--- Begin ---
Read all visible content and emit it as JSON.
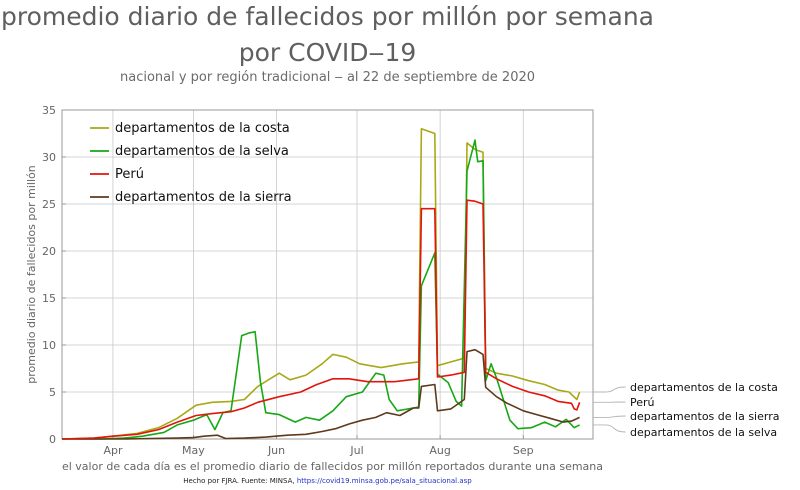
{
  "chart_data": {
    "type": "line",
    "title": "promedio diario de fallecidos por millón por semana",
    "title_line2": "por COVID‒19",
    "subtitle": "nacional y por región tradicional ‒ al 22 de septiembre de 2020",
    "ylabel": "promedio diario de fallecidos por millón",
    "xlabel": "el valor de cada día es el promedio diario de fallecidos por millón reportados durante una semana",
    "credit_text": "Hecho por FJRA. Fuente: MINSA,",
    "credit_url": "https://covid19.minsa.gob.pe/sala_situacional.asp",
    "ylim": [
      0,
      35
    ],
    "yticks": [
      "0",
      "5",
      "10",
      "15",
      "20",
      "25",
      "30",
      "35"
    ],
    "xlim": [
      "2020-03-13",
      "2020-09-27"
    ],
    "xticks": [
      {
        "label": "Apr",
        "date": "2020-04-01"
      },
      {
        "label": "May",
        "date": "2020-05-01"
      },
      {
        "label": "Jun",
        "date": "2020-06-01"
      },
      {
        "label": "Jul",
        "date": "2020-07-01"
      },
      {
        "label": "Aug",
        "date": "2020-08-01"
      },
      {
        "label": "Sep",
        "date": "2020-09-01"
      }
    ],
    "grid": true,
    "legend_position": "top-left",
    "series": [
      {
        "name": "departamentos de la costa",
        "color": "#a8a818",
        "end_label": "departamentos de la costa",
        "points": [
          [
            "2020-03-13",
            0
          ],
          [
            "2020-03-25",
            0.1
          ],
          [
            "2020-04-01",
            0.3
          ],
          [
            "2020-04-10",
            0.6
          ],
          [
            "2020-04-18",
            1.2
          ],
          [
            "2020-04-25",
            2.2
          ],
          [
            "2020-05-02",
            3.6
          ],
          [
            "2020-05-08",
            3.9
          ],
          [
            "2020-05-15",
            4.0
          ],
          [
            "2020-05-20",
            4.2
          ],
          [
            "2020-05-25",
            5.6
          ],
          [
            "2020-06-02",
            7.0
          ],
          [
            "2020-06-06",
            6.3
          ],
          [
            "2020-06-12",
            6.8
          ],
          [
            "2020-06-18",
            8.0
          ],
          [
            "2020-06-22",
            9.0
          ],
          [
            "2020-06-27",
            8.7
          ],
          [
            "2020-07-02",
            8.0
          ],
          [
            "2020-07-10",
            7.6
          ],
          [
            "2020-07-18",
            8.0
          ],
          [
            "2020-07-24",
            8.2
          ],
          [
            "2020-07-25",
            33.0
          ],
          [
            "2020-07-30",
            32.5
          ],
          [
            "2020-07-31",
            7.8
          ],
          [
            "2020-08-05",
            8.2
          ],
          [
            "2020-08-10",
            8.6
          ],
          [
            "2020-08-11",
            31.5
          ],
          [
            "2020-08-14",
            30.8
          ],
          [
            "2020-08-17",
            30.5
          ],
          [
            "2020-08-18",
            7.5
          ],
          [
            "2020-08-22",
            7.0
          ],
          [
            "2020-08-28",
            6.7
          ],
          [
            "2020-09-03",
            6.2
          ],
          [
            "2020-09-09",
            5.8
          ],
          [
            "2020-09-14",
            5.2
          ],
          [
            "2020-09-18",
            5.0
          ],
          [
            "2020-09-21",
            4.2
          ],
          [
            "2020-09-22",
            5.0
          ]
        ]
      },
      {
        "name": "departamentos de la selva",
        "color": "#16a816",
        "end_label": "departamentos de la selva",
        "points": [
          [
            "2020-03-13",
            0
          ],
          [
            "2020-03-28",
            0
          ],
          [
            "2020-04-05",
            0.1
          ],
          [
            "2020-04-12",
            0.3
          ],
          [
            "2020-04-20",
            0.7
          ],
          [
            "2020-04-25",
            1.5
          ],
          [
            "2020-05-01",
            2.0
          ],
          [
            "2020-05-06",
            2.6
          ],
          [
            "2020-05-09",
            1.0
          ],
          [
            "2020-05-12",
            2.8
          ],
          [
            "2020-05-15",
            3.0
          ],
          [
            "2020-05-19",
            11.0
          ],
          [
            "2020-05-22",
            11.3
          ],
          [
            "2020-05-24",
            11.4
          ],
          [
            "2020-05-26",
            6.0
          ],
          [
            "2020-05-28",
            2.8
          ],
          [
            "2020-06-02",
            2.6
          ],
          [
            "2020-06-08",
            1.8
          ],
          [
            "2020-06-12",
            2.3
          ],
          [
            "2020-06-17",
            2.0
          ],
          [
            "2020-06-22",
            3.0
          ],
          [
            "2020-06-27",
            4.5
          ],
          [
            "2020-07-03",
            5.0
          ],
          [
            "2020-07-08",
            7.0
          ],
          [
            "2020-07-11",
            6.8
          ],
          [
            "2020-07-13",
            4.2
          ],
          [
            "2020-07-16",
            3.0
          ],
          [
            "2020-07-22",
            3.3
          ],
          [
            "2020-07-24",
            3.4
          ],
          [
            "2020-07-25",
            16.3
          ],
          [
            "2020-07-30",
            19.8
          ],
          [
            "2020-07-31",
            6.9
          ],
          [
            "2020-08-04",
            6.0
          ],
          [
            "2020-08-07",
            4.0
          ],
          [
            "2020-08-09",
            3.5
          ],
          [
            "2020-08-11",
            28.5
          ],
          [
            "2020-08-14",
            31.8
          ],
          [
            "2020-08-15",
            29.5
          ],
          [
            "2020-08-17",
            29.6
          ],
          [
            "2020-08-18",
            6.2
          ],
          [
            "2020-08-20",
            8.0
          ],
          [
            "2020-08-22",
            6.5
          ],
          [
            "2020-08-27",
            2.0
          ],
          [
            "2020-08-30",
            1.1
          ],
          [
            "2020-09-04",
            1.2
          ],
          [
            "2020-09-09",
            1.8
          ],
          [
            "2020-09-13",
            1.3
          ],
          [
            "2020-09-17",
            2.1
          ],
          [
            "2020-09-20",
            1.2
          ],
          [
            "2020-09-22",
            1.5
          ]
        ]
      },
      {
        "name": "Perú",
        "color": "#e2150c",
        "end_label": "Perú",
        "points": [
          [
            "2020-03-13",
            0
          ],
          [
            "2020-03-25",
            0.1
          ],
          [
            "2020-04-01",
            0.3
          ],
          [
            "2020-04-10",
            0.5
          ],
          [
            "2020-04-18",
            1.0
          ],
          [
            "2020-04-25",
            1.8
          ],
          [
            "2020-05-02",
            2.5
          ],
          [
            "2020-05-08",
            2.7
          ],
          [
            "2020-05-15",
            2.9
          ],
          [
            "2020-05-20",
            3.3
          ],
          [
            "2020-05-25",
            3.9
          ],
          [
            "2020-06-02",
            4.5
          ],
          [
            "2020-06-10",
            5.0
          ],
          [
            "2020-06-16",
            5.8
          ],
          [
            "2020-06-22",
            6.4
          ],
          [
            "2020-06-28",
            6.4
          ],
          [
            "2020-07-05",
            6.1
          ],
          [
            "2020-07-15",
            6.1
          ],
          [
            "2020-07-24",
            6.4
          ],
          [
            "2020-07-25",
            24.5
          ],
          [
            "2020-07-30",
            24.5
          ],
          [
            "2020-07-31",
            6.6
          ],
          [
            "2020-08-05",
            6.8
          ],
          [
            "2020-08-10",
            7.1
          ],
          [
            "2020-08-11",
            25.4
          ],
          [
            "2020-08-14",
            25.3
          ],
          [
            "2020-08-17",
            25.0
          ],
          [
            "2020-08-18",
            7.1
          ],
          [
            "2020-08-22",
            6.4
          ],
          [
            "2020-08-28",
            5.6
          ],
          [
            "2020-09-03",
            5.0
          ],
          [
            "2020-09-09",
            4.6
          ],
          [
            "2020-09-14",
            4.0
          ],
          [
            "2020-09-19",
            3.8
          ],
          [
            "2020-09-20",
            3.2
          ],
          [
            "2020-09-21",
            3.1
          ],
          [
            "2020-09-22",
            3.9
          ]
        ]
      },
      {
        "name": "departamentos de la sierra",
        "color": "#5e3a1c",
        "end_label": "departamentos de la sierra",
        "points": [
          [
            "2020-03-13",
            0
          ],
          [
            "2020-04-05",
            0
          ],
          [
            "2020-04-15",
            0.05
          ],
          [
            "2020-04-25",
            0.1
          ],
          [
            "2020-05-01",
            0.15
          ],
          [
            "2020-05-05",
            0.3
          ],
          [
            "2020-05-10",
            0.4
          ],
          [
            "2020-05-13",
            0.05
          ],
          [
            "2020-05-20",
            0.1
          ],
          [
            "2020-05-28",
            0.2
          ],
          [
            "2020-06-05",
            0.4
          ],
          [
            "2020-06-12",
            0.5
          ],
          [
            "2020-06-18",
            0.8
          ],
          [
            "2020-06-23",
            1.1
          ],
          [
            "2020-06-28",
            1.6
          ],
          [
            "2020-07-03",
            2.0
          ],
          [
            "2020-07-08",
            2.3
          ],
          [
            "2020-07-12",
            2.8
          ],
          [
            "2020-07-17",
            2.5
          ],
          [
            "2020-07-22",
            3.3
          ],
          [
            "2020-07-24",
            3.3
          ],
          [
            "2020-07-25",
            5.6
          ],
          [
            "2020-07-30",
            5.8
          ],
          [
            "2020-07-31",
            3.0
          ],
          [
            "2020-08-05",
            3.2
          ],
          [
            "2020-08-10",
            4.2
          ],
          [
            "2020-08-11",
            9.3
          ],
          [
            "2020-08-14",
            9.5
          ],
          [
            "2020-08-17",
            9.0
          ],
          [
            "2020-08-18",
            5.5
          ],
          [
            "2020-08-22",
            4.5
          ],
          [
            "2020-08-26",
            3.8
          ],
          [
            "2020-09-01",
            3.0
          ],
          [
            "2020-09-06",
            2.6
          ],
          [
            "2020-09-11",
            2.2
          ],
          [
            "2020-09-16",
            1.8
          ],
          [
            "2020-09-19",
            1.9
          ],
          [
            "2020-09-22",
            2.3
          ]
        ]
      }
    ]
  }
}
--- End ---
- [Aim]
Gather and return every line that holds the string "name".

- [Output]
        "name": "departamentos de la costa",
        "name": "departamentos de la selva",
        "name": "Perú",
        "name": "departamentos de la sierra",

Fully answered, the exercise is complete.